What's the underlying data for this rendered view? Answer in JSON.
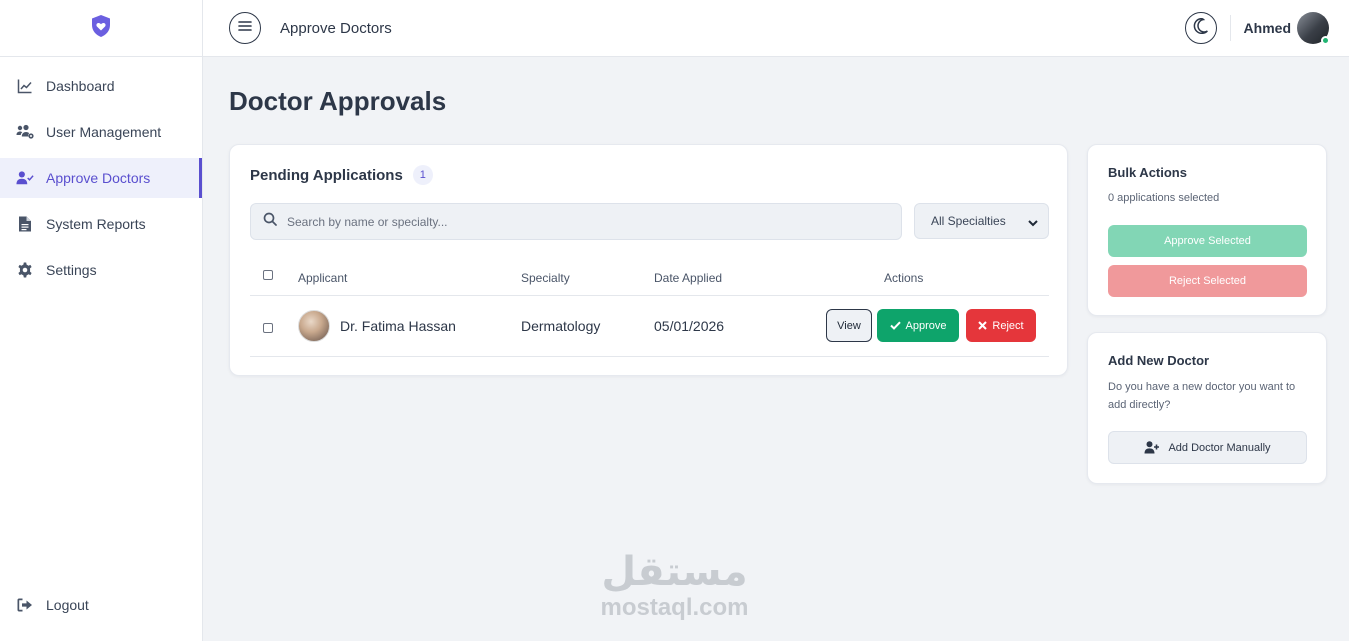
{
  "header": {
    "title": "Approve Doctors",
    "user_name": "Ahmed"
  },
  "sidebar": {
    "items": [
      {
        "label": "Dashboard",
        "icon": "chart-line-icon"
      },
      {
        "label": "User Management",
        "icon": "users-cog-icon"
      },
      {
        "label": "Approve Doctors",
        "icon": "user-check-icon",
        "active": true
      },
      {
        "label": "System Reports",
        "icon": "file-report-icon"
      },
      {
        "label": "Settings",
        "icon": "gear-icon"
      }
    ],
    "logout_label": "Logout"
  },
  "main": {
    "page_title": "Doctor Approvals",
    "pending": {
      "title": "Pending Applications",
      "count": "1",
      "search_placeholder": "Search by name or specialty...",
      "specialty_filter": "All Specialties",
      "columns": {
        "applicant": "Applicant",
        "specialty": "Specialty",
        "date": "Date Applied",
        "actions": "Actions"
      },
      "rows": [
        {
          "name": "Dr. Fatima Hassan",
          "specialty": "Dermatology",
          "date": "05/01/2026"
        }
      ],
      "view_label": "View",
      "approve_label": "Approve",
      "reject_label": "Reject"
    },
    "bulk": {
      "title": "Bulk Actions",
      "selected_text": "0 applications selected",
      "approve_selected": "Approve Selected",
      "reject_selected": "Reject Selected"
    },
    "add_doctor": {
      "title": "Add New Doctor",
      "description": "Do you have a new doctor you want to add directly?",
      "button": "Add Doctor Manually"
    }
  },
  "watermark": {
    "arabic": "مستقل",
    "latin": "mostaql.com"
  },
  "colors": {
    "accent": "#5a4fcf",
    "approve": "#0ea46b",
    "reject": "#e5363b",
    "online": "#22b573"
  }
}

—————

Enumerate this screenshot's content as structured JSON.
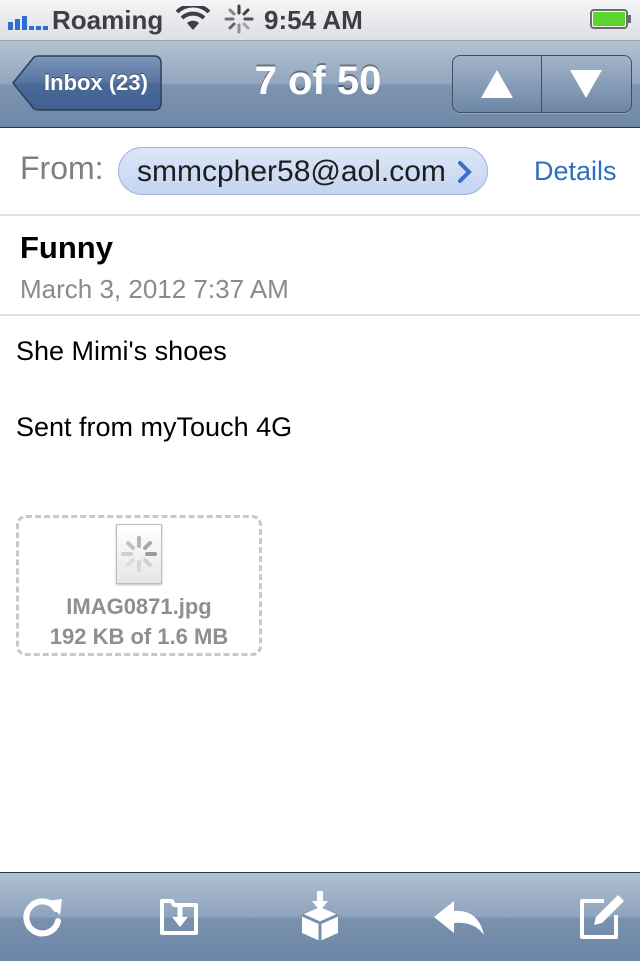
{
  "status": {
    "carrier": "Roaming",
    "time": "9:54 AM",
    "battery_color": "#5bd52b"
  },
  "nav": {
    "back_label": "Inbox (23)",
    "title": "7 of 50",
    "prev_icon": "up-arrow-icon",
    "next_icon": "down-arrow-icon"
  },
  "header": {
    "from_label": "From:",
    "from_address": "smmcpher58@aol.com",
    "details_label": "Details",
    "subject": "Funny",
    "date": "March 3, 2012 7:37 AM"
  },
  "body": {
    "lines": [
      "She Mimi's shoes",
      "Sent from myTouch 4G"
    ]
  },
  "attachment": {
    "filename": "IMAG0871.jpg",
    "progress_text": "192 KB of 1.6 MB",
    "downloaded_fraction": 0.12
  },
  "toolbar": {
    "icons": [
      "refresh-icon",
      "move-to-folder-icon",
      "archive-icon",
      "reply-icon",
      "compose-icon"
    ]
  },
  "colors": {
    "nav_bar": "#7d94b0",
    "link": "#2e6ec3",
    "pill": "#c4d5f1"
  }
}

—————

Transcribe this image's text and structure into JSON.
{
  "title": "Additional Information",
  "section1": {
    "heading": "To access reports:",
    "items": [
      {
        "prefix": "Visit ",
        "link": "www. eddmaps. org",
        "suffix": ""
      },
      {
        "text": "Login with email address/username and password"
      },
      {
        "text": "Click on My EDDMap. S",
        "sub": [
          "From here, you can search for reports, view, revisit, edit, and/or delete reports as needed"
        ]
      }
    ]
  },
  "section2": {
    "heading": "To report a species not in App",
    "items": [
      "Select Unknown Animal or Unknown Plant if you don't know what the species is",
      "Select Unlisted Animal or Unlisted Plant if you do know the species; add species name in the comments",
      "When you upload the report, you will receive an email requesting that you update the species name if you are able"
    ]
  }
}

—————

● PROBLEM DETAILS: Across the material above, how many lines include the string "know"? Only the number is wanted.

● CORRECT ANSWER: 2